▶ **What to work on**
Render every entry verbatim.

══════

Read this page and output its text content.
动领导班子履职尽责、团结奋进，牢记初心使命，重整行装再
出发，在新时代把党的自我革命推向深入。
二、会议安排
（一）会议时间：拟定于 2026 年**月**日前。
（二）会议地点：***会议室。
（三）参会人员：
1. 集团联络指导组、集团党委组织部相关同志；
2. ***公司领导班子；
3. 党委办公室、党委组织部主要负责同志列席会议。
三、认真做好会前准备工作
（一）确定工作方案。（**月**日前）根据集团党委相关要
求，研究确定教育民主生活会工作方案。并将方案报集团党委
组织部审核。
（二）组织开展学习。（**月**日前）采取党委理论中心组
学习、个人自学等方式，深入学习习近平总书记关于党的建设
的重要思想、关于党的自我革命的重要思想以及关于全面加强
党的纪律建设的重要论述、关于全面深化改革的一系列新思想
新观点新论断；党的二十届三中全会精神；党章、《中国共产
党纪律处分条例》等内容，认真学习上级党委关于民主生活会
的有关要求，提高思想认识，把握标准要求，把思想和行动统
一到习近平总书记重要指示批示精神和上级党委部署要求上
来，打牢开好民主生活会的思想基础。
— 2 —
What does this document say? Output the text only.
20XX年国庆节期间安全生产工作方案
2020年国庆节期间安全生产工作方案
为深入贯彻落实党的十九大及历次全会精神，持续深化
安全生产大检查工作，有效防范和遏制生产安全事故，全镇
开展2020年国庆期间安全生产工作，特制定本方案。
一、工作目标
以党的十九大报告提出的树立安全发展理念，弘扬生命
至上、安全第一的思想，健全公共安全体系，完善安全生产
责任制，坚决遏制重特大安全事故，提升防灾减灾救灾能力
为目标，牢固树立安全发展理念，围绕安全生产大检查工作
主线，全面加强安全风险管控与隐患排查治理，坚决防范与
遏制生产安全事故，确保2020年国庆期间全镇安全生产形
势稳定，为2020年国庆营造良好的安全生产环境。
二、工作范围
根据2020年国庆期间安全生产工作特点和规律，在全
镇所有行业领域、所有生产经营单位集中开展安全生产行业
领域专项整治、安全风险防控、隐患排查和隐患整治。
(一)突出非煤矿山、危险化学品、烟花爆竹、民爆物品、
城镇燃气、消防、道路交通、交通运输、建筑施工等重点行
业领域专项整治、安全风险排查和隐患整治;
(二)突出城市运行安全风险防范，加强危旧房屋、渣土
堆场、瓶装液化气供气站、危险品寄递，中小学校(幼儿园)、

══════

▶ **Result of the task**
Read this page and output its text content.
动领导班子履职尽责、团结奋进，牢记初心使命，重整行装再
出发，在新时代把党的自我革命推向深入。
二、会议安排
（一）会议时间：拟定于 2026 年**月**日前。
（二）会议地点：***会议室。
（三）参会人员：
1. 集团联络指导组、集团党委组织部相关同志；
2. ***公司领导班子；
3. 党委办公室、党委组织部主要负责同志列席会议。
三、认真做好会前准备工作
（一）确定工作方案。（**月**日前）根据集团党委相关要
求，研究确定教育民主生活会工作方案。并将方案报集团党委
组织部审核。
（二）组织开展学习。（**月**日前）采取党委理论中心组
学习、个人自学等方式，深入学习习近平总书记关于党的建设
的重要思想、关于党的自我革命的重要思想以及关于全面加强
党的纪律建设的重要论述、关于全面深化改革的一系列新思想
新观点新论断；党的二十届三中全会精神；党章、《中国共产
党纪律处分条例》等内容，认真学习上级党委关于民主生活会
的有关要求，提高思想认识，把握标准要求，把思想和行动统
一到习近平总书记重要指示批示精神和上级党委部署要求上
来，打牢开好民主生活会的思想基础。
— 2 —
What does this document say? Output the text only.
20XX年国庆节期间安全生产工作方案
2020年国庆节期间安全生产工作方案
为深入贯彻落实党的十九大及历次全会精神，持续深化
安全生产大检查工作，有效防范和遏制生产安全事故，全镇
开展2020年国庆期间安全生产工作，特制定本方案。
一、工作目标
以党的十九大报告提出的树立安全发展理念，弘扬生命
至上、安全第一的思想，健全公共安全体系，完善安全生产
责任制，坚决遏制重特大安全事故，提升防灾减灾救灾能力
为目标，牢固树立安全发展理念，围绕安全生产大检查工作
主线，全面加强安全风险管控与隐患排查治理，坚决防范与
遏制生产安全事故，确保2020年国庆期间全镇安全生产形
势稳定，为2020年国庆营造良好的安全生产环境。
二、工作范围
根据2020年国庆期间安全生产工作特点和规律，在全
镇所有行业领域、所有生产经营单位集中开展安全生产行业
领域专项整治、安全风险防控、隐患排查和隐患整治。
(一)突出非煤矿山、危险化学品、烟花爆竹、民爆物品、
城镇燃气、消防、道路交通、交通运输、建筑施工等重点行
业领域专项整治、安全风险排查和隐患整治;
(二)突出城市运行安全风险防范，加强危旧房屋、渣土
堆场、瓶装液化气供气站、危险品寄递，中小学校(幼儿园)、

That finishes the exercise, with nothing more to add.